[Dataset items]
★ ★ ★ ★ ★

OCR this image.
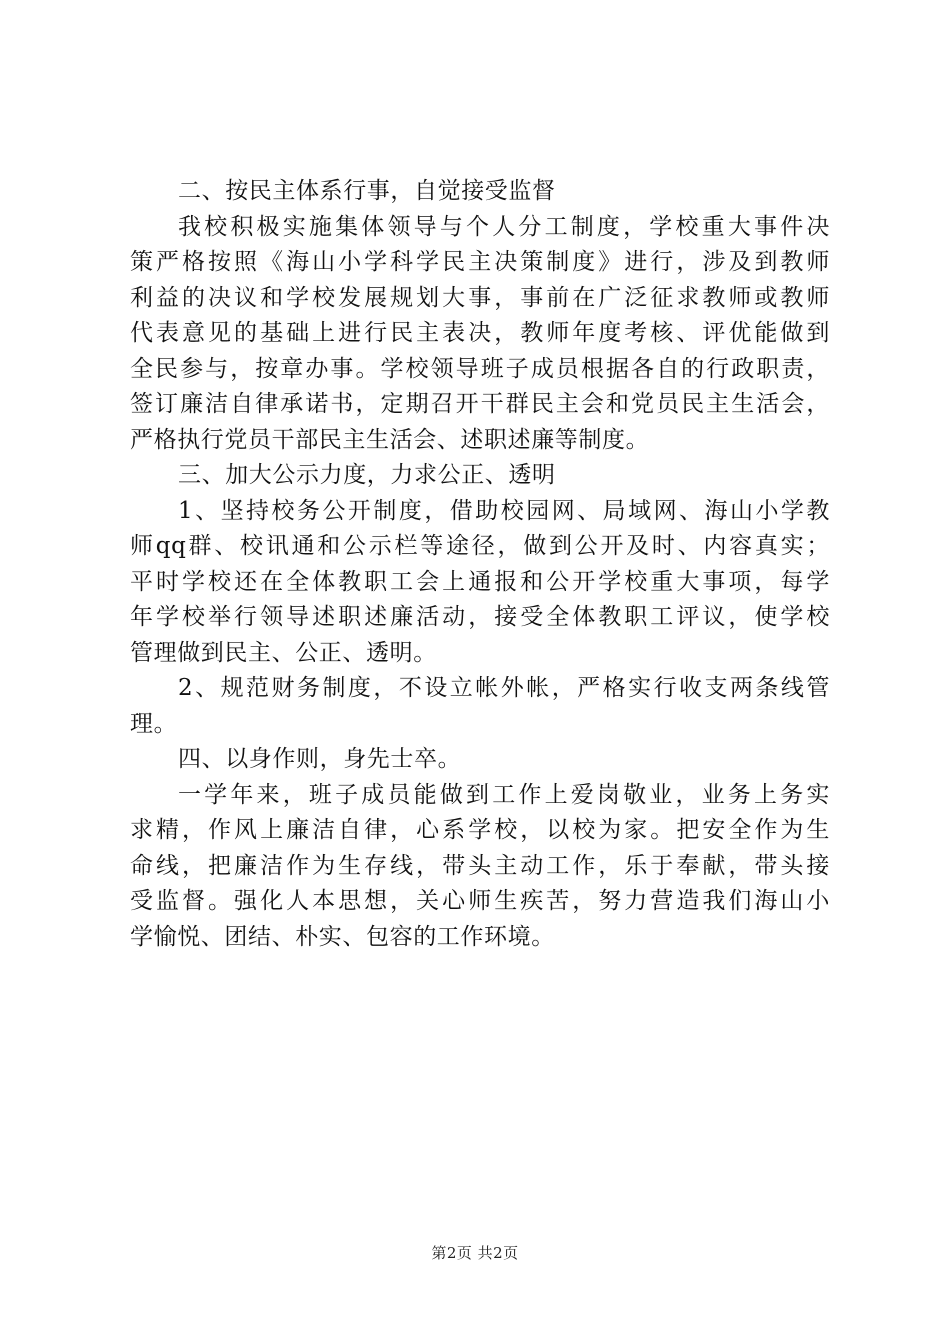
二、按民主体系行事，自觉接受监督
我校积极实施集体领导与个人分工制度，学校重大事件决
策严格按照《海山小学科学民主决策制度》进行，涉及到教师
利益的决议和学校发展规划大事，事前在广泛征求教师或教师
代表意见的基础上进行民主表决，教师年度考核、评优能做到
全民参与，按章办事。学校领导班子成员根据各自的行政职责，
签订廉洁自律承诺书，定期召开干群民主会和党员民主生活会，
严格执行党员干部民主生活会、述职述廉等制度。
三、加大公示力度，力求公正、透明
1、坚持校务公开制度，借助校园网、局域网、海山小学教
师qq群、校讯通和公示栏等途径，做到公开及时、内容真实；
平时学校还在全体教职工会上通报和公开学校重大事项，每学
年学校举行领导述职述廉活动，接受全体教职工评议，使学校
管理做到民主、公正、透明。
2、规范财务制度，不设立帐外帐，严格实行收支两条线管
理。
四、以身作则，身先士卒。
一学年来，班子成员能做到工作上爱岗敬业，业务上务实
求精，作风上廉洁自律，心系学校，以校为家。把安全作为生
命线，把廉洁作为生存线，带头主动工作，乐于奉献，带头接
受监督。强化人本思想，关心师生疾苦，努力营造我们海山小
学愉悦、团结、朴实、包容的工作环境。
第2页 共2页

★ ★ ★ ★ ★

**Required work**
Each entry shown above must be quoted exactly, with its pictures left out.

**Solution to this problem**
OCR this image.
二、按民主体系行事，自觉接受监督
我校积极实施集体领导与个人分工制度，学校重大事件决
策严格按照《海山小学科学民主决策制度》进行，涉及到教师
利益的决议和学校发展规划大事，事前在广泛征求教师或教师
代表意见的基础上进行民主表决，教师年度考核、评优能做到
全民参与，按章办事。学校领导班子成员根据各自的行政职责，
签订廉洁自律承诺书，定期召开干群民主会和党员民主生活会，
严格执行党员干部民主生活会、述职述廉等制度。
三、加大公示力度，力求公正、透明
1、坚持校务公开制度，借助校园网、局域网、海山小学教
师qq群、校讯通和公示栏等途径，做到公开及时、内容真实；
平时学校还在全体教职工会上通报和公开学校重大事项，每学
年学校举行领导述职述廉活动，接受全体教职工评议，使学校
管理做到民主、公正、透明。
2、规范财务制度，不设立帐外帐，严格实行收支两条线管
理。
四、以身作则，身先士卒。
一学年来，班子成员能做到工作上爱岗敬业，业务上务实
求精，作风上廉洁自律，心系学校，以校为家。把安全作为生
命线，把廉洁作为生存线，带头主动工作，乐于奉献，带头接
受监督。强化人本思想，关心师生疾苦，努力营造我们海山小
学愉悦、团结、朴实、包容的工作环境。
第2页 共2页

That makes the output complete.